EXERCISE DIRECTIONS.
From the records, pick out and copy each line containing "Untitled".

Records excerpted from a collection:

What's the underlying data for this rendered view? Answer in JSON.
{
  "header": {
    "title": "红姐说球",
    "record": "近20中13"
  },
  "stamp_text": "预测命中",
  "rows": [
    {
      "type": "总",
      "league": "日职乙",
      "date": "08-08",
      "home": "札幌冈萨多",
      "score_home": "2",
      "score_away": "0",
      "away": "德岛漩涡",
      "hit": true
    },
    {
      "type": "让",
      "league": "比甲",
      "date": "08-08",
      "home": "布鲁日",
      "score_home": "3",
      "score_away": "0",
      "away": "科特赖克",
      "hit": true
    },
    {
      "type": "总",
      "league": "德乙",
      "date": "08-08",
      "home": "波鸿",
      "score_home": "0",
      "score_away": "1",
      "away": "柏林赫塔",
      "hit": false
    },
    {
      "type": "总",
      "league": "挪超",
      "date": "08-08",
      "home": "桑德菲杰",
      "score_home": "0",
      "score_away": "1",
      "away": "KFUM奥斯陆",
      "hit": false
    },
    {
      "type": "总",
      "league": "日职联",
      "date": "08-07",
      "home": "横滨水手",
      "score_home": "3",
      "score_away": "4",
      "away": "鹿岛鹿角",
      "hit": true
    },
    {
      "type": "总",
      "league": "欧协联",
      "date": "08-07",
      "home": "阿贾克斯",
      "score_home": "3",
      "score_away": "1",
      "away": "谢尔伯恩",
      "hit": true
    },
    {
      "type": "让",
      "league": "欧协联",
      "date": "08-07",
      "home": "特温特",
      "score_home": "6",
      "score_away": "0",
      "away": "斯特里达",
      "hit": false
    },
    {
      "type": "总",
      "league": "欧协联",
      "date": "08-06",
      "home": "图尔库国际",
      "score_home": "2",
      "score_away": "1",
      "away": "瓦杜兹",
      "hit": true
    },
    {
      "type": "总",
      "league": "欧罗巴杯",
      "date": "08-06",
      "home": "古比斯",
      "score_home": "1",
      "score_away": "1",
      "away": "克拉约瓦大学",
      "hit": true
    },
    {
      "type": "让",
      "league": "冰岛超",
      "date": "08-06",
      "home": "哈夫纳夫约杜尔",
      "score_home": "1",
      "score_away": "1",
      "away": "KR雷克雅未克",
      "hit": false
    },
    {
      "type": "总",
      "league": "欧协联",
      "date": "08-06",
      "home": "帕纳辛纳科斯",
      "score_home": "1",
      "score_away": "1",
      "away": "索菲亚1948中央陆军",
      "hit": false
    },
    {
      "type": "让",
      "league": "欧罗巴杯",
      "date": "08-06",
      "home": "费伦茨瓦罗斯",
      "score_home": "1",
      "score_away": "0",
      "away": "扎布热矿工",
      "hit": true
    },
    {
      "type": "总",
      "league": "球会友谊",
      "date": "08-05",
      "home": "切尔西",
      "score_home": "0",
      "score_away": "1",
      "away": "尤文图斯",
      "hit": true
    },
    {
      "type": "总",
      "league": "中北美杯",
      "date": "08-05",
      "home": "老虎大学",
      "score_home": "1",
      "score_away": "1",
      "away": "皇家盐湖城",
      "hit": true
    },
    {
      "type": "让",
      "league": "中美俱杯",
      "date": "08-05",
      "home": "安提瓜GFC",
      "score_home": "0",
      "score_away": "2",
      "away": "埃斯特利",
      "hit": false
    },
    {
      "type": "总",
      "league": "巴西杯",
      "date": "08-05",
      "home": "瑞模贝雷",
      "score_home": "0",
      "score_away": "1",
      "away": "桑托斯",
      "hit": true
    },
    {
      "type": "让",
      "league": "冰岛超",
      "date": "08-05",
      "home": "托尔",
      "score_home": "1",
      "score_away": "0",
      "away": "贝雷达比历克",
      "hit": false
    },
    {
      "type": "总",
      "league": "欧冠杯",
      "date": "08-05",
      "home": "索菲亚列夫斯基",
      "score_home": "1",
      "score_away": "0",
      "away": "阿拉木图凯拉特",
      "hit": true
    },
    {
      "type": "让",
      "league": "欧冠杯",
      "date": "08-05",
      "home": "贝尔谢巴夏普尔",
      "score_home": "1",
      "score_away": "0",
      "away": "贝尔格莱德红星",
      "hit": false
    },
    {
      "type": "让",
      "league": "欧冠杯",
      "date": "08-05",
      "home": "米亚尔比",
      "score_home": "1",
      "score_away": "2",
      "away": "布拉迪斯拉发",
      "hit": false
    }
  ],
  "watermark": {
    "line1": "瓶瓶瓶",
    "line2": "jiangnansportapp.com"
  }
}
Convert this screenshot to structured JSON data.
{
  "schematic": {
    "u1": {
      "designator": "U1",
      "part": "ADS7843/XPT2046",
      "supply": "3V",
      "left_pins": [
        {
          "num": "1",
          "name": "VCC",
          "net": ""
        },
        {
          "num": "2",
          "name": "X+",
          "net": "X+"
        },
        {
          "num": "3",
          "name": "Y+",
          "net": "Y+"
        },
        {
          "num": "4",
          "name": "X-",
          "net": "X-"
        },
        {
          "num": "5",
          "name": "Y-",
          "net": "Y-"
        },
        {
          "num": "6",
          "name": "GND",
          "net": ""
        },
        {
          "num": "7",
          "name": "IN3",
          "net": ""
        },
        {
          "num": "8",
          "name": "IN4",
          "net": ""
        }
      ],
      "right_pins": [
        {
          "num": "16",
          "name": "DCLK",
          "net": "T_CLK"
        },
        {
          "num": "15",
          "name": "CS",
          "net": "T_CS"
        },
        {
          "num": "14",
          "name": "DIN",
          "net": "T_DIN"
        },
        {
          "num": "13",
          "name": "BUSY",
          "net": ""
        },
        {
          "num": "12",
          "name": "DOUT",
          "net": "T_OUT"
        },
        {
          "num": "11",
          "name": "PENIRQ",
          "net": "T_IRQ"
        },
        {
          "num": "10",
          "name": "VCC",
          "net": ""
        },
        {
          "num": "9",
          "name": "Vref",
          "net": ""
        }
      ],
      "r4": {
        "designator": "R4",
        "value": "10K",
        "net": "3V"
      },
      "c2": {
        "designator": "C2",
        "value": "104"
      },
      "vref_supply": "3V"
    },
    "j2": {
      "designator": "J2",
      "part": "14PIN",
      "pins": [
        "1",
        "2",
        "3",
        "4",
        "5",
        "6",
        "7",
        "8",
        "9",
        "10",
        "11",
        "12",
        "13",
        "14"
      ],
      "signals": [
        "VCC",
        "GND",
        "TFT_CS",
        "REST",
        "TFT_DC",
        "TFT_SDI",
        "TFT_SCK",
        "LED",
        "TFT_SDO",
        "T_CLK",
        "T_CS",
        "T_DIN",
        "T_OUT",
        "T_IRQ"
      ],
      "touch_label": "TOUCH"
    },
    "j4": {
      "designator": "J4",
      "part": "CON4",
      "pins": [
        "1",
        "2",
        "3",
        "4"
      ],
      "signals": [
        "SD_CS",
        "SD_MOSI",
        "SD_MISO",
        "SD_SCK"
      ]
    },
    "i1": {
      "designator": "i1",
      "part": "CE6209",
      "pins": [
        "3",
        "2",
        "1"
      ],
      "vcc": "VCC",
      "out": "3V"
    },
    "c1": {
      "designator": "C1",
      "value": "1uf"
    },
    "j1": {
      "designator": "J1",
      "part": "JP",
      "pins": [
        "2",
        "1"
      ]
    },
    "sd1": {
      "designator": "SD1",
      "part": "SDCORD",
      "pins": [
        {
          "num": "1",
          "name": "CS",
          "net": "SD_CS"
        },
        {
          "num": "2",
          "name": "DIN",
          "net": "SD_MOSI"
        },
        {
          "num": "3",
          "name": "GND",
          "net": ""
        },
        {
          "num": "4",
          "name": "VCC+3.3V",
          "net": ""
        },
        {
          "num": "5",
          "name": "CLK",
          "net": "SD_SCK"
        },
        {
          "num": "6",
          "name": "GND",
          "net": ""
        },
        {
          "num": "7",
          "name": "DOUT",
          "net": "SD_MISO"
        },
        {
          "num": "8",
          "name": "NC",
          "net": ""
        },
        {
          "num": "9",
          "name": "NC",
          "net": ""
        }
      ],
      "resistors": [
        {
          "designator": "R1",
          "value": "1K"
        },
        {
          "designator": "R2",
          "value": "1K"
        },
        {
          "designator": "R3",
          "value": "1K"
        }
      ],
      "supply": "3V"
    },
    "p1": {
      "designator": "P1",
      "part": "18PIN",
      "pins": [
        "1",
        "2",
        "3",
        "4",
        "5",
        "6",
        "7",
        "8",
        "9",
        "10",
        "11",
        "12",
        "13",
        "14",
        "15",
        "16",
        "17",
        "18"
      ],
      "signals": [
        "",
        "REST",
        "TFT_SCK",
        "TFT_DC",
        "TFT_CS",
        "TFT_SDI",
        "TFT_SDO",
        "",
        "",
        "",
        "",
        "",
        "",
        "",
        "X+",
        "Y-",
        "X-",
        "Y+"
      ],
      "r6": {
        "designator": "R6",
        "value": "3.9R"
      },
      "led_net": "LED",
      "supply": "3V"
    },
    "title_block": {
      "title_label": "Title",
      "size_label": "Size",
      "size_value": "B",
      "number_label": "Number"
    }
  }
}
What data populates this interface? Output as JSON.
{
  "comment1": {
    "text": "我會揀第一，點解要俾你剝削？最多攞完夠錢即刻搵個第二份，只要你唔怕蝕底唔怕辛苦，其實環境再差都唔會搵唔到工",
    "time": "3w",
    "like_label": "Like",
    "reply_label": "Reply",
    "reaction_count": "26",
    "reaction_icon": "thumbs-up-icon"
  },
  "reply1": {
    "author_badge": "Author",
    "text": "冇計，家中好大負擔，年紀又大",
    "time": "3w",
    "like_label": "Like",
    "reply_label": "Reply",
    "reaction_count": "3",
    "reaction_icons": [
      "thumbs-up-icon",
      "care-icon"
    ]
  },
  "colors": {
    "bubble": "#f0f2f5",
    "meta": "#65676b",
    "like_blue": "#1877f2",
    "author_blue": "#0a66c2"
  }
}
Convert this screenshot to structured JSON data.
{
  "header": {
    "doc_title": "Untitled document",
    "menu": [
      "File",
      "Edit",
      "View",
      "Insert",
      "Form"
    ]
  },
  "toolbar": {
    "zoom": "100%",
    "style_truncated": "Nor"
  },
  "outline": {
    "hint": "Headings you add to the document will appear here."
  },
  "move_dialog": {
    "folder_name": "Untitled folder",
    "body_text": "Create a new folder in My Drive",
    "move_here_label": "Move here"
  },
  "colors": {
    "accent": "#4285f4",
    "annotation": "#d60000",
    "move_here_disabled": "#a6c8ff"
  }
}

ANSWER BELOW.
    "doc_title": "Untitled document",
    "folder_name": "Untitled folder",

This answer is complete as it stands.